Data extracted from a collection:
════════════════════

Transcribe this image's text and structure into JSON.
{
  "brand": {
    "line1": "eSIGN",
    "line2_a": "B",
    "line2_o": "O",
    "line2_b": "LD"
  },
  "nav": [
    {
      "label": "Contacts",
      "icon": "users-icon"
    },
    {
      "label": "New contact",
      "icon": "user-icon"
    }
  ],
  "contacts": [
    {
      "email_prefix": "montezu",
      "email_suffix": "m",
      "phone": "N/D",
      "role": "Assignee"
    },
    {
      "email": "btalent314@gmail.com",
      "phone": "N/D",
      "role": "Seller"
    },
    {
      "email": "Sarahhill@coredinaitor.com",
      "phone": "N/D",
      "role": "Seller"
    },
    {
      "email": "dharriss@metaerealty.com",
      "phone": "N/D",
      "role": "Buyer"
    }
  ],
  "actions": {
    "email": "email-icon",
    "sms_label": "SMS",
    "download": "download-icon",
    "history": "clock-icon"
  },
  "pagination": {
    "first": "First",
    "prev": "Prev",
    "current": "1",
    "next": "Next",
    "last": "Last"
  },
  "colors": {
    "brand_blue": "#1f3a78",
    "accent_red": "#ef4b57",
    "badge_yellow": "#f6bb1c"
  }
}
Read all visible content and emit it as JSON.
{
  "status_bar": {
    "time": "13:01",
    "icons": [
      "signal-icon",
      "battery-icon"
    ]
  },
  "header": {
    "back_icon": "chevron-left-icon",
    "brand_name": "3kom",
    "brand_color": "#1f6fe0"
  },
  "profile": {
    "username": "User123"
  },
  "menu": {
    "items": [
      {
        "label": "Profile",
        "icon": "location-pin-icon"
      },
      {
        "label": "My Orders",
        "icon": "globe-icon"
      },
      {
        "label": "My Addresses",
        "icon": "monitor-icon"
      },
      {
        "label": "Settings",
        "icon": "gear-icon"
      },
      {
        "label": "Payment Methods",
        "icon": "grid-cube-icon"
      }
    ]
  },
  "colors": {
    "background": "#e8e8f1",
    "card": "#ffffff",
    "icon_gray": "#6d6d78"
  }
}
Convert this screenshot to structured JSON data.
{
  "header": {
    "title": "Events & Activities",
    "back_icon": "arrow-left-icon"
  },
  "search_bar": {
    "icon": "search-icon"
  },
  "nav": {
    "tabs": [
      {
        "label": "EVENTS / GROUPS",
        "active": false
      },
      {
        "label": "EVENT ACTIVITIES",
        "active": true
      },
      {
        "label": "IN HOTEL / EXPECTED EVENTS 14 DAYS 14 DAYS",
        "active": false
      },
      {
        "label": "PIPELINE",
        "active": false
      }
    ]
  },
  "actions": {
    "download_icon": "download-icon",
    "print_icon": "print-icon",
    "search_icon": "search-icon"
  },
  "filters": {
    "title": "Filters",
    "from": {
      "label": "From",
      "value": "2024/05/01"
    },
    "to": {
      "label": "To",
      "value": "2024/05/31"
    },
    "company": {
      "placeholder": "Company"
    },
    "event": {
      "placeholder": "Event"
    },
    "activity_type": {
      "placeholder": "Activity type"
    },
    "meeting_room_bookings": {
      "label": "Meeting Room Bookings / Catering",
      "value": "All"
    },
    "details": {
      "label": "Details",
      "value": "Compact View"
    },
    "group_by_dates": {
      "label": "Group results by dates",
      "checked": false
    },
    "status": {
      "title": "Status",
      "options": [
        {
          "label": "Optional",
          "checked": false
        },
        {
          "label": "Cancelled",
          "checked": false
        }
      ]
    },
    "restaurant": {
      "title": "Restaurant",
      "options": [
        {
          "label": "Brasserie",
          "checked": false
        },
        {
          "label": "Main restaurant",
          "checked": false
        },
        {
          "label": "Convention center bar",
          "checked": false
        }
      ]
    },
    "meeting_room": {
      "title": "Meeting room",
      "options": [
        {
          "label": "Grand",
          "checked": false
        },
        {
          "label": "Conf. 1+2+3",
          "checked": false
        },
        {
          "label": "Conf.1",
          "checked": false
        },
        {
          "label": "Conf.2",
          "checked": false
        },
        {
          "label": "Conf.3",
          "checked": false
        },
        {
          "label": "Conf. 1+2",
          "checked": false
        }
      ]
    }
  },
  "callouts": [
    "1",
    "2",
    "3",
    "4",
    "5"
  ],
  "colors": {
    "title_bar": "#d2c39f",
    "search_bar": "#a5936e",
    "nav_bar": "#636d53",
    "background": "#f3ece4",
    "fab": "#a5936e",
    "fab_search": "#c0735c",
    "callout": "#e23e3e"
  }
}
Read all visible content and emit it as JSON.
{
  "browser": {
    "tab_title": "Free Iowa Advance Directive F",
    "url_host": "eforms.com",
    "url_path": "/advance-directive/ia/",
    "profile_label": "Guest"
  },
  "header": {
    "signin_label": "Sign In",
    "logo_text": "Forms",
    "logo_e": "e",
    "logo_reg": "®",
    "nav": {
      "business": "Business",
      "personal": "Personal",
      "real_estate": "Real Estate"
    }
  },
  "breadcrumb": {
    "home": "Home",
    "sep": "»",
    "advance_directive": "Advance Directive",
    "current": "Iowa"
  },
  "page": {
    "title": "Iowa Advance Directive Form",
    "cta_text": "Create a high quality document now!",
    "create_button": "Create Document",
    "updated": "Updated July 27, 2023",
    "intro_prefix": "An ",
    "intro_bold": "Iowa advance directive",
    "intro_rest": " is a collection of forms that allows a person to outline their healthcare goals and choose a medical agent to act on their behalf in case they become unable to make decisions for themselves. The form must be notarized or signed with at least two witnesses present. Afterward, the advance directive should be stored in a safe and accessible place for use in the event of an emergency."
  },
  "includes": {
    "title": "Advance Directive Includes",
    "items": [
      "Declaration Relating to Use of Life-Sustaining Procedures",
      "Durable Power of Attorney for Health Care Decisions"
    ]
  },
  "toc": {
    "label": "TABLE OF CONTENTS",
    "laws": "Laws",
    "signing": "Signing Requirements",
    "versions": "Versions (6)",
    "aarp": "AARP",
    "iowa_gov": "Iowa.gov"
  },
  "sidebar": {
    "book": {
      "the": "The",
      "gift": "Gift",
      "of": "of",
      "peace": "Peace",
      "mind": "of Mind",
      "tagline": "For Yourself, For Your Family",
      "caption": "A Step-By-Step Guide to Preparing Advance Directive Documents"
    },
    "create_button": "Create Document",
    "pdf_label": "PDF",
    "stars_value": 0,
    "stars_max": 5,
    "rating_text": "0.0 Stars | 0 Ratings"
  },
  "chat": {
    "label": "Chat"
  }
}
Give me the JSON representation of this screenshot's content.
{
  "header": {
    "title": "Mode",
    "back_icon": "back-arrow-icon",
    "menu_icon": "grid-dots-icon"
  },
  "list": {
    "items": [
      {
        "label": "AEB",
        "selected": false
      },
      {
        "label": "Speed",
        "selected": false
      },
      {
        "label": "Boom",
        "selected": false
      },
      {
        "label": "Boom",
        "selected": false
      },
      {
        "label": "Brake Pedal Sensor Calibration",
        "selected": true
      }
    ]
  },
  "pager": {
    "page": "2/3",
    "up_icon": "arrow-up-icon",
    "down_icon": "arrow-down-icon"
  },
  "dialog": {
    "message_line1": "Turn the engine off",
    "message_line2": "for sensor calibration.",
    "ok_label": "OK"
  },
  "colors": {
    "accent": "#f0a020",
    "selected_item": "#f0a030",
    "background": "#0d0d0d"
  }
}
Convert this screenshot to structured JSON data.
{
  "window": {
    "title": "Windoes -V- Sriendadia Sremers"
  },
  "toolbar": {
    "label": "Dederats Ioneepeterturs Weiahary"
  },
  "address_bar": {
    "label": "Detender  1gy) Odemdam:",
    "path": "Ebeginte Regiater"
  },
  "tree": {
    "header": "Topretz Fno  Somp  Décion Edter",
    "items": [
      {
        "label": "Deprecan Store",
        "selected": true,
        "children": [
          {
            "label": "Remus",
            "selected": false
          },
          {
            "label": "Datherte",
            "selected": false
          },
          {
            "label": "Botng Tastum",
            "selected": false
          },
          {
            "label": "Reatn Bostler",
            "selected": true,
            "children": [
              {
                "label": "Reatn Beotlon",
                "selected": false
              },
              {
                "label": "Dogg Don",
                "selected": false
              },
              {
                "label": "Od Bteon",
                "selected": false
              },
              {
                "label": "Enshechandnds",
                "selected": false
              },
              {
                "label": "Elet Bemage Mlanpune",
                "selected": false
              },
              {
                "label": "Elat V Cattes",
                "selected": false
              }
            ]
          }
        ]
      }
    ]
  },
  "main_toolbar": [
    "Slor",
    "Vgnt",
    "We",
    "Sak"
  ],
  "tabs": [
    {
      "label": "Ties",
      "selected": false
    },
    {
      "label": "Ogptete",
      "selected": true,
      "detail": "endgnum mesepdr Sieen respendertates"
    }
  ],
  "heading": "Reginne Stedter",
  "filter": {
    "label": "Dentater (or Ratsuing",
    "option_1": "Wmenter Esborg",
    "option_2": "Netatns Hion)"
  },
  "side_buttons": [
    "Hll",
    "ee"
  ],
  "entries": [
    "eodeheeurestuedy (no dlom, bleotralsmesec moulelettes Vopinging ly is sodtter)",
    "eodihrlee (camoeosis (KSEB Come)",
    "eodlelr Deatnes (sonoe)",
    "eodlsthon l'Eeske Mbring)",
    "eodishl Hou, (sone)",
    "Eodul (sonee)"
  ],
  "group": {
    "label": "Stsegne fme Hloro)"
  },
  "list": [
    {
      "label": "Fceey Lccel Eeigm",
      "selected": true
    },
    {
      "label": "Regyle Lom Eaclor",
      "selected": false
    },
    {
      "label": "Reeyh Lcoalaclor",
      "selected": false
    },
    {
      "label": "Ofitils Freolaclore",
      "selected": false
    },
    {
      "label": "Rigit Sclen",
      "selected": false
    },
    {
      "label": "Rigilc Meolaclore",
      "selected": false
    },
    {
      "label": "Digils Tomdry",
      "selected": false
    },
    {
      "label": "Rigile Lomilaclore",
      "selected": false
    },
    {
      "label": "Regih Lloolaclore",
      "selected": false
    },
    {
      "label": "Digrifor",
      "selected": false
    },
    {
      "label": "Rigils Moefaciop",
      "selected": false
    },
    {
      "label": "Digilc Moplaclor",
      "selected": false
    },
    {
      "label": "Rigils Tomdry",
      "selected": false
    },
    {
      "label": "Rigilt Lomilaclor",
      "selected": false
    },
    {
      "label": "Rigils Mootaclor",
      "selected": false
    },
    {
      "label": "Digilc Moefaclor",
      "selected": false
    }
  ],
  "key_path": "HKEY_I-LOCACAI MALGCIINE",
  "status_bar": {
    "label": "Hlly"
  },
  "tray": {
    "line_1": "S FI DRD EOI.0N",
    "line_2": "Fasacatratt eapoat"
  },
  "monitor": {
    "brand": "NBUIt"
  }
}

════════════════════

*Problem to work on:*
Search the entries for the word "this" and pick out every line that holds it.

*Expected answer:*
Transcribe this image's text and structure into JSON.
Convert this screenshot to structured JSON data.
Give me the JSON representation of this screenshot's content.
Convert this screenshot to structured JSON data.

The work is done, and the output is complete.